Instructions for the task:
Select from the data all lines with the word "中国青年报社".

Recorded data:
==*==
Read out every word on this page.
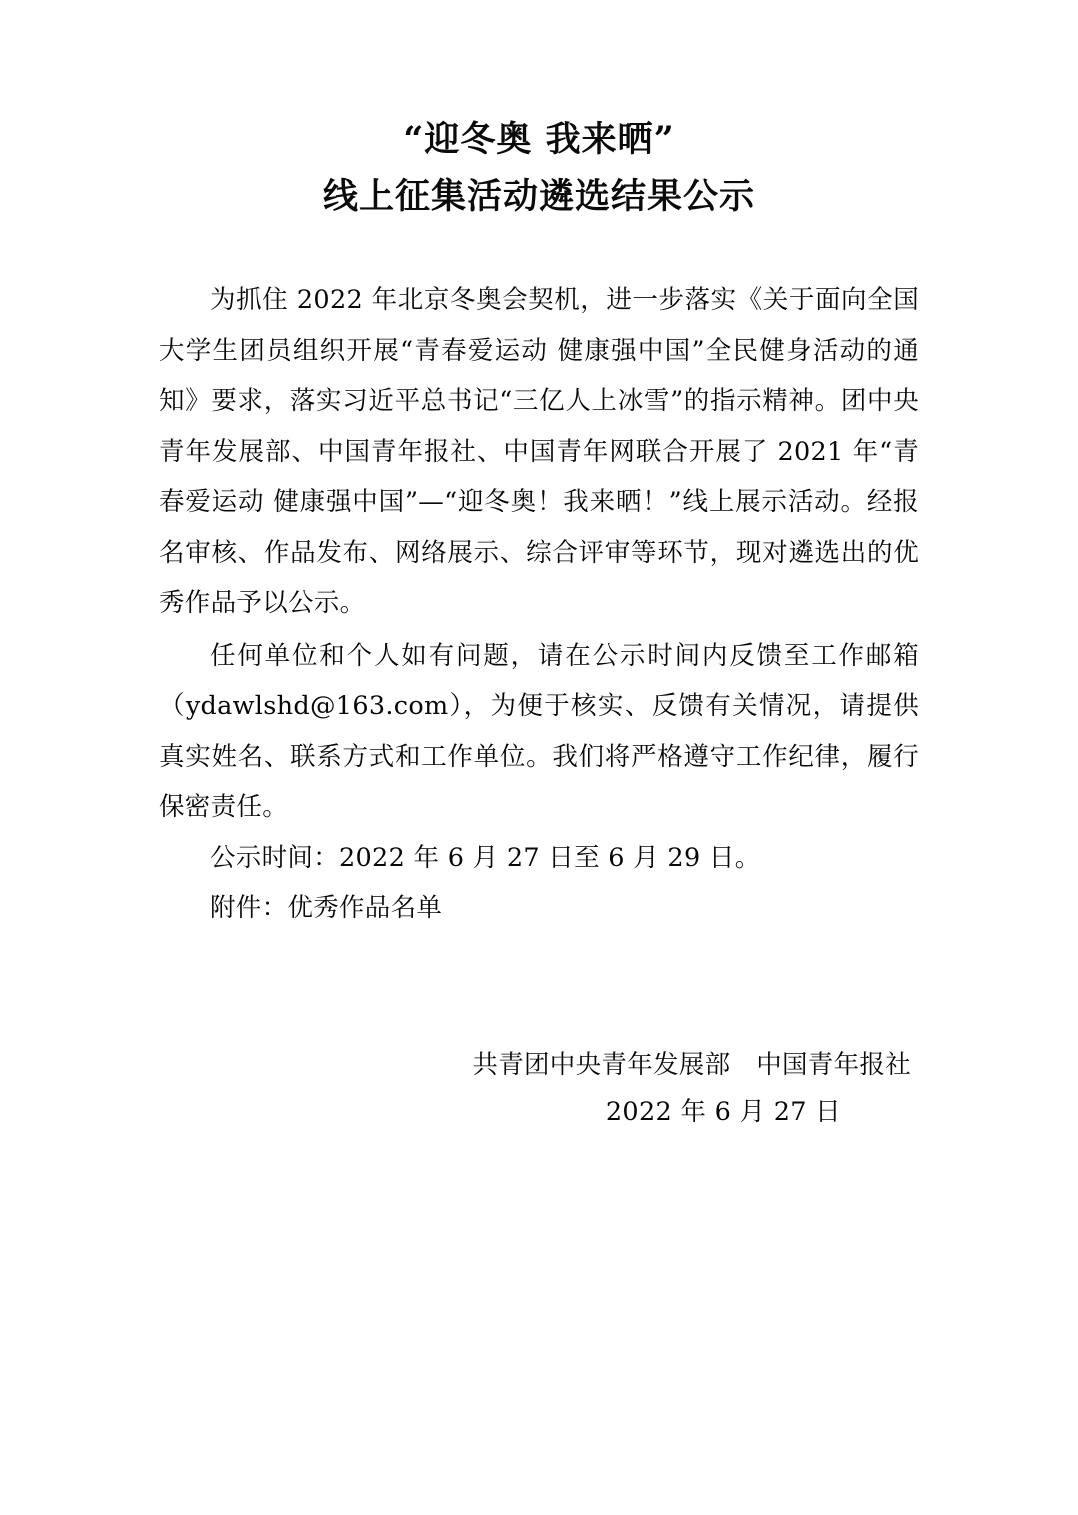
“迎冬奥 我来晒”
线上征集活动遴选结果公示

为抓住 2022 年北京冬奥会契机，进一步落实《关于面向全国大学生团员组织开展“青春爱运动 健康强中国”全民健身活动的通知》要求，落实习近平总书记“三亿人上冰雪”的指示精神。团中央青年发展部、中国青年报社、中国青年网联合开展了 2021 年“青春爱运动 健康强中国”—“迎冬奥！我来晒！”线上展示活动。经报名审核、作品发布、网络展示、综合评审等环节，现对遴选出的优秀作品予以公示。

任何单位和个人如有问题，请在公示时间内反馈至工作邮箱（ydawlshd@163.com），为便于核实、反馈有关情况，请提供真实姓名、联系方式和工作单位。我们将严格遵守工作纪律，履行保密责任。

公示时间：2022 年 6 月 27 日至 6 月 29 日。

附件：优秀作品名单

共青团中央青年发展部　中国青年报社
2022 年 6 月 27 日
==*==
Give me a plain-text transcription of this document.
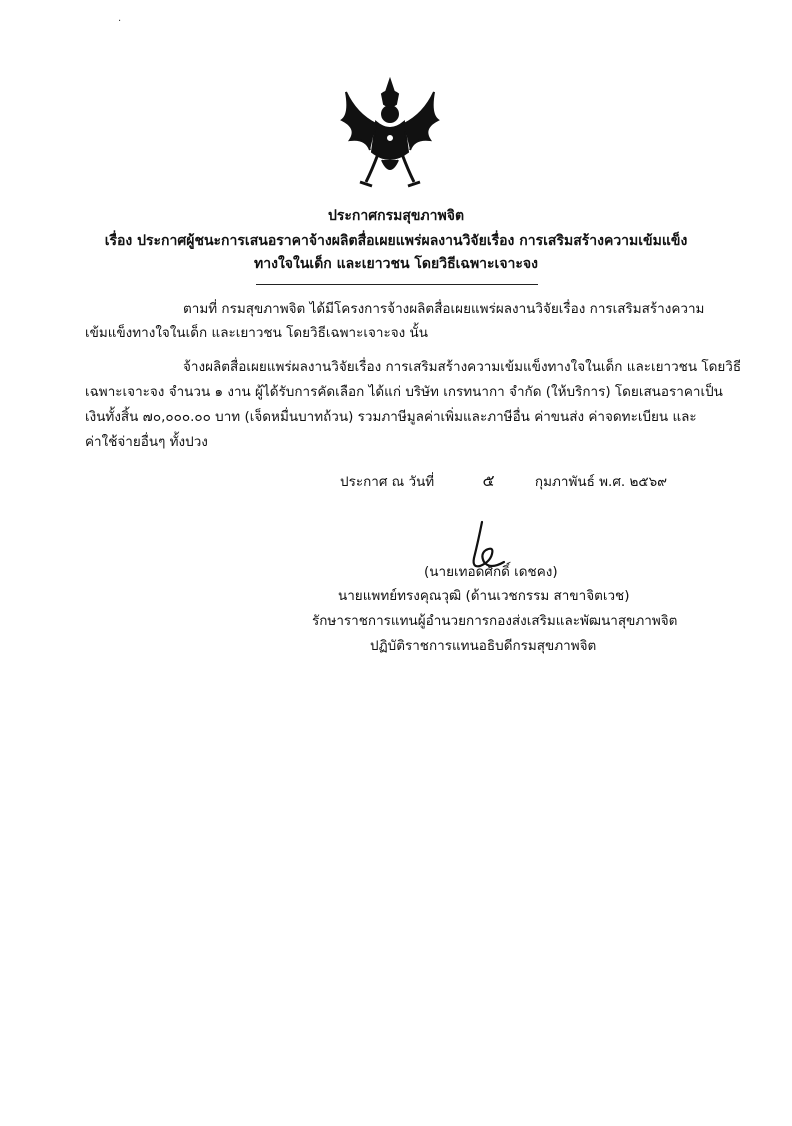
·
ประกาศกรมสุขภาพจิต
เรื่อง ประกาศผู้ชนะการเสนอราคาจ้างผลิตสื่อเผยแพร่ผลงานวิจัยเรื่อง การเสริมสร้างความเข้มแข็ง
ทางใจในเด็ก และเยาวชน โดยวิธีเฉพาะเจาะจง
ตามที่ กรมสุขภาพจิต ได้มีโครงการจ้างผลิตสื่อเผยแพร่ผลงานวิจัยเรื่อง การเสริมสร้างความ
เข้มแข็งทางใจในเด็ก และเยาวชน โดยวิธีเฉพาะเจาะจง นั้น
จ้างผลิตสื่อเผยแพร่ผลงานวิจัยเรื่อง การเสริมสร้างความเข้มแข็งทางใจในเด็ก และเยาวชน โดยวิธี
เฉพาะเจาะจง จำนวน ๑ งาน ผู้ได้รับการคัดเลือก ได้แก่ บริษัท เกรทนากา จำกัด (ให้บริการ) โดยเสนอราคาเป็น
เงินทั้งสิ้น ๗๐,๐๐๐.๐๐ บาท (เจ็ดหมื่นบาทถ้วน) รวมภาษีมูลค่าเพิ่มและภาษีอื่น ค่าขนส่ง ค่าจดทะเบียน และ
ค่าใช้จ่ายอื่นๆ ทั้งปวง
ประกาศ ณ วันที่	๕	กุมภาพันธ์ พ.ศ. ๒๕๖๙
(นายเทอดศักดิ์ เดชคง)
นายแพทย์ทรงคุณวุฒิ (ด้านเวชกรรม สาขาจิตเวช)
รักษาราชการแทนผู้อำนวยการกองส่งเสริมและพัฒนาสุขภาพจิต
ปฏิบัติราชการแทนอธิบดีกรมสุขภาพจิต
==*==
Output of the task:
为抓住 2022 年北京冬奥会契机，进一步落实《关于面向全国大学生团员组织开展“青春爱运动 健康强中国”全民健身活动的通知》要求，落实习近平总书记“三亿人上冰雪”的指示精神。团中央青年发展部、中国青年报社、中国青年网联合开展了 2021 年“青春爱运动 健康强中国”—“迎冬奥！我来晒！”线上展示活动。经报名审核、作品发布、网络展示、综合评审等环节，现对遴选出的优秀作品予以公示。
共青团中央青年发展部　中国青年报社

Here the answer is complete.